> _Short problem_
Calculate how many lines in the following records hold the word "BTCUSD", and report that number without comment.

> _Data for the task_
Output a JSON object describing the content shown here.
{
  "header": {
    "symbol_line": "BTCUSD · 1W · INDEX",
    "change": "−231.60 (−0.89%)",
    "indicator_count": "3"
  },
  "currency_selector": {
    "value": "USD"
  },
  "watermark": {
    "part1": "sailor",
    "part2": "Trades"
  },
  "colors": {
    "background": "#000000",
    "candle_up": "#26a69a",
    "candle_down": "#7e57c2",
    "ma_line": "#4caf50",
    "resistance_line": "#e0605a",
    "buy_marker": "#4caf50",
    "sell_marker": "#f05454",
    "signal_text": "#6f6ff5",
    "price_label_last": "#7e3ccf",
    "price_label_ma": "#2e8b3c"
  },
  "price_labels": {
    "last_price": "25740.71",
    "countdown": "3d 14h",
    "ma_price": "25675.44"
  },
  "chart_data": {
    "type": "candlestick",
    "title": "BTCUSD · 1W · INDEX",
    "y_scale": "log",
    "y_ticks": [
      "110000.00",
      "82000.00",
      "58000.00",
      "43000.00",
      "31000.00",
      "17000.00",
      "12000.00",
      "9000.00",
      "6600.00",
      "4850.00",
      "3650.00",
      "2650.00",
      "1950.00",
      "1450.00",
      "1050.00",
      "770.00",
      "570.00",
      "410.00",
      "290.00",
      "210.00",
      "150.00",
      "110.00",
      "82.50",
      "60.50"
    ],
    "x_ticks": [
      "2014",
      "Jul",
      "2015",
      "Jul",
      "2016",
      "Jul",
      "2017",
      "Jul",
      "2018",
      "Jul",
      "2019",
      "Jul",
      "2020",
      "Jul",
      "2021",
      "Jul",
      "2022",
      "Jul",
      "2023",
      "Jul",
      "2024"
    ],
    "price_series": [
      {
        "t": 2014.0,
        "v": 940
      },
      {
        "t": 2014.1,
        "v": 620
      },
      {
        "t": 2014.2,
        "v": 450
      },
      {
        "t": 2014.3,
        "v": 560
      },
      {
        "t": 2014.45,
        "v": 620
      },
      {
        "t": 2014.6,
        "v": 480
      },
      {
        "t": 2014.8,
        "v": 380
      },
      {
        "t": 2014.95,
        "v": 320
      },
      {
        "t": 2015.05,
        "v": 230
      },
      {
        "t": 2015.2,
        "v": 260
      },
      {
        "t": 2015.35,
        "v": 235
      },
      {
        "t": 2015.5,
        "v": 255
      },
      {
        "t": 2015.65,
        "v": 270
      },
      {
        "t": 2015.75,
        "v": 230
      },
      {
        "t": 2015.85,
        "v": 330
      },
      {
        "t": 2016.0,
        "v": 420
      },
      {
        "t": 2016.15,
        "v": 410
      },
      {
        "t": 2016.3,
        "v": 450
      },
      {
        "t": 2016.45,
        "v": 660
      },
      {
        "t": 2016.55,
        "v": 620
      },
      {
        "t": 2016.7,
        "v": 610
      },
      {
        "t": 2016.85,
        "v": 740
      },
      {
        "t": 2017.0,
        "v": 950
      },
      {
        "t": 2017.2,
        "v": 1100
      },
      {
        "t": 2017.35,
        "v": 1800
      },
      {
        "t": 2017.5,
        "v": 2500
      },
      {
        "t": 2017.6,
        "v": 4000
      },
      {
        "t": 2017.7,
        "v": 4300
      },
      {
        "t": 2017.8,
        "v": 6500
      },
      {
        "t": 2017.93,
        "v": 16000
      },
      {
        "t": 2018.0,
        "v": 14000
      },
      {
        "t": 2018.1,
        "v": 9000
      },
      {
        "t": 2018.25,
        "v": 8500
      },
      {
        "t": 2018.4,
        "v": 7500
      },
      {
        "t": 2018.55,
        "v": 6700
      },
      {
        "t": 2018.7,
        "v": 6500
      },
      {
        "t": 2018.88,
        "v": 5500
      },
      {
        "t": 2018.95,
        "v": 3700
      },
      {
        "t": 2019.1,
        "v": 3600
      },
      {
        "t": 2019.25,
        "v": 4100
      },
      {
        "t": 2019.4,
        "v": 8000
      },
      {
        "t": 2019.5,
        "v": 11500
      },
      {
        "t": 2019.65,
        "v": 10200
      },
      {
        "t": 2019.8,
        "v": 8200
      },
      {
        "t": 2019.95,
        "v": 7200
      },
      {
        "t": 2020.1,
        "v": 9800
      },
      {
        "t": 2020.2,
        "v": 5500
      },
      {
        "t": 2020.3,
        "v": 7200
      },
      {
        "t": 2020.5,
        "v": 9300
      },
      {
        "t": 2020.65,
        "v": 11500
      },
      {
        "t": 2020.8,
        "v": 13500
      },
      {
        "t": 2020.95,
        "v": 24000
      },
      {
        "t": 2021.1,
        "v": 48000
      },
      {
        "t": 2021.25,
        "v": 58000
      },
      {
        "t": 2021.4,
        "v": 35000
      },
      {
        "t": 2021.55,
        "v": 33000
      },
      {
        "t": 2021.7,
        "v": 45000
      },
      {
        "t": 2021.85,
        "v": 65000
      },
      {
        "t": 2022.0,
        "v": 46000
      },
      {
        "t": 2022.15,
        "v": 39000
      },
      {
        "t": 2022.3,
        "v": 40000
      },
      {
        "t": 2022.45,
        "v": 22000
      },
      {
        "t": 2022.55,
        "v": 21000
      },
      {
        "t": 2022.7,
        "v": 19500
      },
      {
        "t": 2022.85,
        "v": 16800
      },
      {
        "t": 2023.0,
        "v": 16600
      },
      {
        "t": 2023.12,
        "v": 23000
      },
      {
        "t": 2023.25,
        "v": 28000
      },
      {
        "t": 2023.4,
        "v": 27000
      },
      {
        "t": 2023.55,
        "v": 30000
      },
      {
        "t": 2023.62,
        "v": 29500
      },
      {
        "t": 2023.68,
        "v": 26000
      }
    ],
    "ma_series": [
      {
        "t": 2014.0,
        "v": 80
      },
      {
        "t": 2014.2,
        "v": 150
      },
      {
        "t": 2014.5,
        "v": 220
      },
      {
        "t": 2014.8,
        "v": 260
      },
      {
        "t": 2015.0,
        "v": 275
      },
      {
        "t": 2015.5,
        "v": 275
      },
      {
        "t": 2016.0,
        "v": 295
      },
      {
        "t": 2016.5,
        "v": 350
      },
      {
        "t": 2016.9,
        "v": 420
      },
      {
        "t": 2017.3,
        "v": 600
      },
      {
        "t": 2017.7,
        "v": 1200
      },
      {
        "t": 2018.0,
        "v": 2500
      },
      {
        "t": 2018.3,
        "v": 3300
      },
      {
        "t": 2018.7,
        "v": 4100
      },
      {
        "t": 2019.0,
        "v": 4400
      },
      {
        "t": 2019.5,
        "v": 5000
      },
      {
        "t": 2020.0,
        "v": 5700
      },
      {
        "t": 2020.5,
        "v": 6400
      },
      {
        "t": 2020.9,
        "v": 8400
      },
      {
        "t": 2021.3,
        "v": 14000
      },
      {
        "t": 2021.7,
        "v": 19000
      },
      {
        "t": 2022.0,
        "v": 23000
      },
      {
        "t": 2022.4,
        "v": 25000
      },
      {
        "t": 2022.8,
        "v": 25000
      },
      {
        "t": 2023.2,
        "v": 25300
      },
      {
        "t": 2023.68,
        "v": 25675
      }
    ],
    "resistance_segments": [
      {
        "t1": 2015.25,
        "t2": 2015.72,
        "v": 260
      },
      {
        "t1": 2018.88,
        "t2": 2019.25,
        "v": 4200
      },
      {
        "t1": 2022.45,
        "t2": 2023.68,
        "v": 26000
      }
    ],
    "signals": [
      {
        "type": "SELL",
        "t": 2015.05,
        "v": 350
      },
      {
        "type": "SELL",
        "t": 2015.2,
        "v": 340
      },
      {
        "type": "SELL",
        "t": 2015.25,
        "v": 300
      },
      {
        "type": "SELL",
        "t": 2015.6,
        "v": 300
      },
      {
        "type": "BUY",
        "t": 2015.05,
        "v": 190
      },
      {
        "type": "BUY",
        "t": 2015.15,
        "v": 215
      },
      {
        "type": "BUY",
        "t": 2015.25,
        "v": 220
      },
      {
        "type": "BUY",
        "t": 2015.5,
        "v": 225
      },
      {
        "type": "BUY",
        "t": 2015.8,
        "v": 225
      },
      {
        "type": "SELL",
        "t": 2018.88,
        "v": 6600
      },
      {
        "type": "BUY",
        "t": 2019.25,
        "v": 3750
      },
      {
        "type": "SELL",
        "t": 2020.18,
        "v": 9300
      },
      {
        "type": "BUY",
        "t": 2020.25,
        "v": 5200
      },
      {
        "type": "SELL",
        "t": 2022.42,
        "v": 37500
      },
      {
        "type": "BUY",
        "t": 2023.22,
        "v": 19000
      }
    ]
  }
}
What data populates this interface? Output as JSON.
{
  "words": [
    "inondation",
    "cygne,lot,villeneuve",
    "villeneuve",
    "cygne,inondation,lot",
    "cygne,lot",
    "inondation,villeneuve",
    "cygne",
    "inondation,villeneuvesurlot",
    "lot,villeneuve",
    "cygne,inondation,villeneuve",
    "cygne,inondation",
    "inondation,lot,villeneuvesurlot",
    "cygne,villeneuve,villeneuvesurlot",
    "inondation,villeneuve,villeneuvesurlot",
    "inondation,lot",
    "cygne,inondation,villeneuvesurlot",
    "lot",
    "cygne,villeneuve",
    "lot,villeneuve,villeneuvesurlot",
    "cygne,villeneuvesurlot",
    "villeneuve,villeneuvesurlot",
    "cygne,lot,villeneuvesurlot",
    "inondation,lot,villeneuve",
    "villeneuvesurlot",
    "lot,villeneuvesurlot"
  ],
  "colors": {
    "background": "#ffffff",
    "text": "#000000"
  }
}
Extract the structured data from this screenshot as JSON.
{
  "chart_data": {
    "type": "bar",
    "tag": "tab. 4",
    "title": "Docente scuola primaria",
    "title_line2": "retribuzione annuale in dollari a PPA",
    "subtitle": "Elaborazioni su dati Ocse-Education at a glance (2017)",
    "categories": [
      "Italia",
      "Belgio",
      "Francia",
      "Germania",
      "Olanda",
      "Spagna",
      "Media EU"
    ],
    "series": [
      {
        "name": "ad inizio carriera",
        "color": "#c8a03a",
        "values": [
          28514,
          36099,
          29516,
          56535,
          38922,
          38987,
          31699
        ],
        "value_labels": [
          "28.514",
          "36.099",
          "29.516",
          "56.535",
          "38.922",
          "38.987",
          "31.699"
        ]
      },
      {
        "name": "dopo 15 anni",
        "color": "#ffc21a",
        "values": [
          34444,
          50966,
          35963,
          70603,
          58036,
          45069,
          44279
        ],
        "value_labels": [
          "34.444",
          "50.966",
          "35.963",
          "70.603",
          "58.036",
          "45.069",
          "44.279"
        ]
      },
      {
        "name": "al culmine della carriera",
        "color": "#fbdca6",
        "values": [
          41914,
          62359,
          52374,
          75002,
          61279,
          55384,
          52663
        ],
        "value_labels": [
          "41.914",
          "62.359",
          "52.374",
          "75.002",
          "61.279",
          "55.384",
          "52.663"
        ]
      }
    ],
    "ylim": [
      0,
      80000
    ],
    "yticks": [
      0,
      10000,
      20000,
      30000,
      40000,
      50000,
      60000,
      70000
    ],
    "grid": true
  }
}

> _Correct response_
2